Dataset records:
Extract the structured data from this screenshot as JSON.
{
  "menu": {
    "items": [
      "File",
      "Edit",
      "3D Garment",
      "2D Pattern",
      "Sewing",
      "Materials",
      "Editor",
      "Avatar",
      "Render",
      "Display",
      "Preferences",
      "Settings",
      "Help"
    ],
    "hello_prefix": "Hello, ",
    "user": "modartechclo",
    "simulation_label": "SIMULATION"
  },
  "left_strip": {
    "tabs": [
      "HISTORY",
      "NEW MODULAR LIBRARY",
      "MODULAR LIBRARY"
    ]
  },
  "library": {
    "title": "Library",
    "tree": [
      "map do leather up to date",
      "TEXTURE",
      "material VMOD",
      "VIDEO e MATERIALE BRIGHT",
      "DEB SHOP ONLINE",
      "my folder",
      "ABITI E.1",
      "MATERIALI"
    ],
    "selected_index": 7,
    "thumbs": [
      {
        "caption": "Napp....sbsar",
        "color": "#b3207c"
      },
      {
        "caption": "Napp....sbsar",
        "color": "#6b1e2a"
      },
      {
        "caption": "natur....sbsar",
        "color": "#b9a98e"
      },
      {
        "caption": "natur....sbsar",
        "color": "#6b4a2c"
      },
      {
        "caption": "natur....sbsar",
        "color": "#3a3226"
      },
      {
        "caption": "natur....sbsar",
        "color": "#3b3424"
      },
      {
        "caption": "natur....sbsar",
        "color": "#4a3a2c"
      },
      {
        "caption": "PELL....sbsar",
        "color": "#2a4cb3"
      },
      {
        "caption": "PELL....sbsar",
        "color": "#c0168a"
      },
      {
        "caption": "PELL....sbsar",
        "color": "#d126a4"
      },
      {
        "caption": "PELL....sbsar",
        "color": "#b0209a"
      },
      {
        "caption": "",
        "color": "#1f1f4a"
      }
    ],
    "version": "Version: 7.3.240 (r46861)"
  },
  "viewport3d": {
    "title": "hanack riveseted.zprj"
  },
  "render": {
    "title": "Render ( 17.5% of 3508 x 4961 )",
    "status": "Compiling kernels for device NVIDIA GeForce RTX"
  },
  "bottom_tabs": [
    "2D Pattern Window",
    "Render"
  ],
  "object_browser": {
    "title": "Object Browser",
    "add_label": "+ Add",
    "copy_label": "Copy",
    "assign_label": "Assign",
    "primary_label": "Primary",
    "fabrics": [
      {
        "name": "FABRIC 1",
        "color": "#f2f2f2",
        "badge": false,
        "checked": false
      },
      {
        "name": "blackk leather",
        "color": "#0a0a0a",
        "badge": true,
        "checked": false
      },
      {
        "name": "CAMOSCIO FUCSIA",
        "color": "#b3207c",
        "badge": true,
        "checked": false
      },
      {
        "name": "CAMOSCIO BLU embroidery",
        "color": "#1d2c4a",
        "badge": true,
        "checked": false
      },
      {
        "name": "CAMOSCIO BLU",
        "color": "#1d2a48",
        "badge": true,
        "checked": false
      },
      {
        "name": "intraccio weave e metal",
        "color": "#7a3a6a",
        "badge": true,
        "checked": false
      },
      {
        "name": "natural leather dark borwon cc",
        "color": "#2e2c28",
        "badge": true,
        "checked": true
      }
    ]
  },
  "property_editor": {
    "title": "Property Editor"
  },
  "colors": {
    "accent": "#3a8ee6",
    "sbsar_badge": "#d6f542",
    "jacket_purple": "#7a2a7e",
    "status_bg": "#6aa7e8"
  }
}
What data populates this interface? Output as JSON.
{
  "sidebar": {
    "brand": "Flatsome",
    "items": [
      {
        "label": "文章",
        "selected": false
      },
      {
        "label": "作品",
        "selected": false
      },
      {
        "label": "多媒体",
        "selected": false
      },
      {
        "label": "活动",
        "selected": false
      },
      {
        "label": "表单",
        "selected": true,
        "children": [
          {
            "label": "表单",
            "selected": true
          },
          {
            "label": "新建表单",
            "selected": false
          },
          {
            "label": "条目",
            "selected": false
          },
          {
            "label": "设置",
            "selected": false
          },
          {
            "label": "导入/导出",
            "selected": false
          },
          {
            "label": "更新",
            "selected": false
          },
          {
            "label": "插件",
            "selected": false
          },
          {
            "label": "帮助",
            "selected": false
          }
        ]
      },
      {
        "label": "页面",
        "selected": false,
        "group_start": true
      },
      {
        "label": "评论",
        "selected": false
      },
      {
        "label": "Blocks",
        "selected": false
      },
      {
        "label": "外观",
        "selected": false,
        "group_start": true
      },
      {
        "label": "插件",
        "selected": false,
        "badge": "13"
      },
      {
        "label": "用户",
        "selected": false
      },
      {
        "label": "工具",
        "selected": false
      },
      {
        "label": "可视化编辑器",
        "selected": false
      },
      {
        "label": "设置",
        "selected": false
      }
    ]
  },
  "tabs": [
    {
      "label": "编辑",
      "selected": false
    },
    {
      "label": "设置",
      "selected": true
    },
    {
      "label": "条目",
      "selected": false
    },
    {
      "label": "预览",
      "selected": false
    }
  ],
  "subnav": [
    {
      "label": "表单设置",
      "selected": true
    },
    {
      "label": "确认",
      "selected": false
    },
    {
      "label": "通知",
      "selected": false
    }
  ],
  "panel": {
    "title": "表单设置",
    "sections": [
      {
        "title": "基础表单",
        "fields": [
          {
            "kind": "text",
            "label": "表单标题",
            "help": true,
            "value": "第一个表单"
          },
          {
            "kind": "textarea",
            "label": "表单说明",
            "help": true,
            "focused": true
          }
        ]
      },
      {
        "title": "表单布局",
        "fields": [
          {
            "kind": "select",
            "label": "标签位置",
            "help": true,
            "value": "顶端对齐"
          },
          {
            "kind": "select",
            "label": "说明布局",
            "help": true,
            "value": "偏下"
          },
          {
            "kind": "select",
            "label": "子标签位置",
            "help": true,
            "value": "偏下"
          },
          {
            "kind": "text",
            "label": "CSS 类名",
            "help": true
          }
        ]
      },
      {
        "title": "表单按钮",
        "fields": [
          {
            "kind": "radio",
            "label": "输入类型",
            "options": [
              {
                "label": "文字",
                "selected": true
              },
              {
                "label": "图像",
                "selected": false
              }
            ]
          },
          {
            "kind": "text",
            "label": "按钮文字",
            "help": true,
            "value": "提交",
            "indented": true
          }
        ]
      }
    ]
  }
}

● AIM
Transcribe all entries exactly as they are given.

● IN RESPONSE
Extract the structured data from this screenshot as JSON.
{
  "menu": {
    "items": [
      "File",
      "Edit",
      "3D Garment",
      "2D Pattern",
      "Sewing",
      "Materials",
      "Editor",
      "Avatar",
      "Render",
      "Display",
      "Preferences",
      "Settings",
      "Help"
    ],
    "hello_prefix": "Hello, ",
    "user": "modartechclo",
    "simulation_label": "SIMULATION"
  },
  "left_strip": {
    "tabs": [
      "HISTORY",
      "NEW MODULAR LIBRARY",
      "MODULAR LIBRARY"
    ]
  },
  "library": {
    "title": "Library",
    "tree": [
      "map do leather up to date",
      "TEXTURE",
      "material VMOD",
      "VIDEO e MATERIALE BRIGHT",
      "DEB SHOP ONLINE",
      "my folder",
      "ABITI E.1",
      "MATERIALI"
    ],
    "selected_index": 7,
    "thumbs": [
      {
        "caption": "Napp....sbsar",
        "color": "#b3207c"
      },
      {
        "caption": "Napp....sbsar",
        "color": "#6b1e2a"
      },
      {
        "caption": "natur....sbsar",
        "color": "#b9a98e"
      },
      {
        "caption": "natur....sbsar",
        "color": "#6b4a2c"
      },
      {
        "caption": "natur....sbsar",
        "color": "#3a3226"
      },
      {
        "caption": "natur....sbsar",
        "color": "#3b3424"
      },
      {
        "caption": "natur....sbsar",
        "color": "#4a3a2c"
      },
      {
        "caption": "PELL....sbsar",
        "color": "#2a4cb3"
      },
      {
        "caption": "PELL....sbsar",
        "color": "#c0168a"
      },
      {
        "caption": "PELL....sbsar",
        "color": "#d126a4"
      },
      {
        "caption": "PELL....sbsar",
        "color": "#b0209a"
      },
      {
        "caption": "",
        "color": "#1f1f4a"
      }
    ],
    "version": "Version: 7.3.240 (r46861)"
  },
  "viewport3d": {
    "title": "hanack riveseted.zprj"
  },
  "render": {
    "title": "Render ( 17.5% of 3508 x 4961 )",
    "status": "Compiling kernels for device NVIDIA GeForce RTX"
  },
  "bottom_tabs": [
    "2D Pattern Window",
    "Render"
  ],
  "object_browser": {
    "title": "Object Browser",
    "add_label": "+ Add",
    "copy_label": "Copy",
    "assign_label": "Assign",
    "primary_label": "Primary",
    "fabrics": [
      {
        "name": "FABRIC 1",
        "color": "#f2f2f2",
        "badge": false,
        "checked": false
      },
      {
        "name": "blackk leather",
        "color": "#0a0a0a",
        "badge": true,
        "checked": false
      },
      {
        "name": "CAMOSCIO FUCSIA",
        "color": "#b3207c",
        "badge": true,
        "checked": false
      },
      {
        "name": "CAMOSCIO BLU embroidery",
        "color": "#1d2c4a",
        "badge": true,
        "checked": false
      },
      {
        "name": "CAMOSCIO BLU",
        "color": "#1d2a48",
        "badge": true,
        "checked": false
      },
      {
        "name": "intraccio weave e metal",
        "color": "#7a3a6a",
        "badge": true,
        "checked": false
      },
      {
        "name": "natural leather dark borwon cc",
        "color": "#2e2c28",
        "badge": true,
        "checked": true
      }
    ]
  },
  "property_editor": {
    "title": "Property Editor"
  },
  "colors": {
    "accent": "#3a8ee6",
    "sbsar_badge": "#d6f542",
    "jacket_purple": "#7a2a7e",
    "status_bg": "#6aa7e8"
  }
}
What data populates this interface? Output as JSON.
{
  "sidebar": {
    "brand": "Flatsome",
    "items": [
      {
        "label": "文章",
        "selected": false
      },
      {
        "label": "作品",
        "selected": false
      },
      {
        "label": "多媒体",
        "selected": false
      },
      {
        "label": "活动",
        "selected": false
      },
      {
        "label": "表单",
        "selected": true,
        "children": [
          {
            "label": "表单",
            "selected": true
          },
          {
            "label": "新建表单",
            "selected": false
          },
          {
            "label": "条目",
            "selected": false
          },
          {
            "label": "设置",
            "selected": false
          },
          {
            "label": "导入/导出",
            "selected": false
          },
          {
            "label": "更新",
            "selected": false
          },
          {
            "label": "插件",
            "selected": false
          },
          {
            "label": "帮助",
            "selected": false
          }
        ]
      },
      {
        "label": "页面",
        "selected": false,
        "group_start": true
      },
      {
        "label": "评论",
        "selected": false
      },
      {
        "label": "Blocks",
        "selected": false
      },
      {
        "label": "外观",
        "selected": false,
        "group_start": true
      },
      {
        "label": "插件",
        "selected": false,
        "badge": "13"
      },
      {
        "label": "用户",
        "selected": false
      },
      {
        "label": "工具",
        "selected": false
      },
      {
        "label": "可视化编辑器",
        "selected": false
      },
      {
        "label": "设置",
        "selected": false
      }
    ]
  },
  "tabs": [
    {
      "label": "编辑",
      "selected": false
    },
    {
      "label": "设置",
      "selected": true
    },
    {
      "label": "条目",
      "selected": false
    },
    {
      "label": "预览",
      "selected": false
    }
  ],
  "subnav": [
    {
      "label": "表单设置",
      "selected": true
    },
    {
      "label": "确认",
      "selected": false
    },
    {
      "label": "通知",
      "selected": false
    }
  ],
  "panel": {
    "title": "表单设置",
    "sections": [
      {
        "title": "基础表单",
        "fields": [
          {
            "kind": "text",
            "label": "表单标题",
            "help": true,
            "value": "第一个表单"
          },
          {
            "kind": "textarea",
            "label": "表单说明",
            "help": true,
            "focused": true
          }
        ]
      },
      {
        "title": "表单布局",
        "fields": [
          {
            "kind": "select",
            "label": "标签位置",
            "help": true,
            "value": "顶端对齐"
          },
          {
            "kind": "select",
            "label": "说明布局",
            "help": true,
            "value": "偏下"
          },
          {
            "kind": "select",
            "label": "子标签位置",
            "help": true,
            "value": "偏下"
          },
          {
            "kind": "text",
            "label": "CSS 类名",
            "help": true
          }
        ]
      },
      {
        "title": "表单按钮",
        "fields": [
          {
            "kind": "radio",
            "label": "输入类型",
            "options": [
              {
                "label": "文字",
                "selected": true
              },
              {
                "label": "图像",
                "selected": false
              }
            ]
          },
          {
            "kind": "text",
            "label": "按钮文字",
            "help": true,
            "value": "提交",
            "indented": true
          }
        ]
      }
    ]
  }
}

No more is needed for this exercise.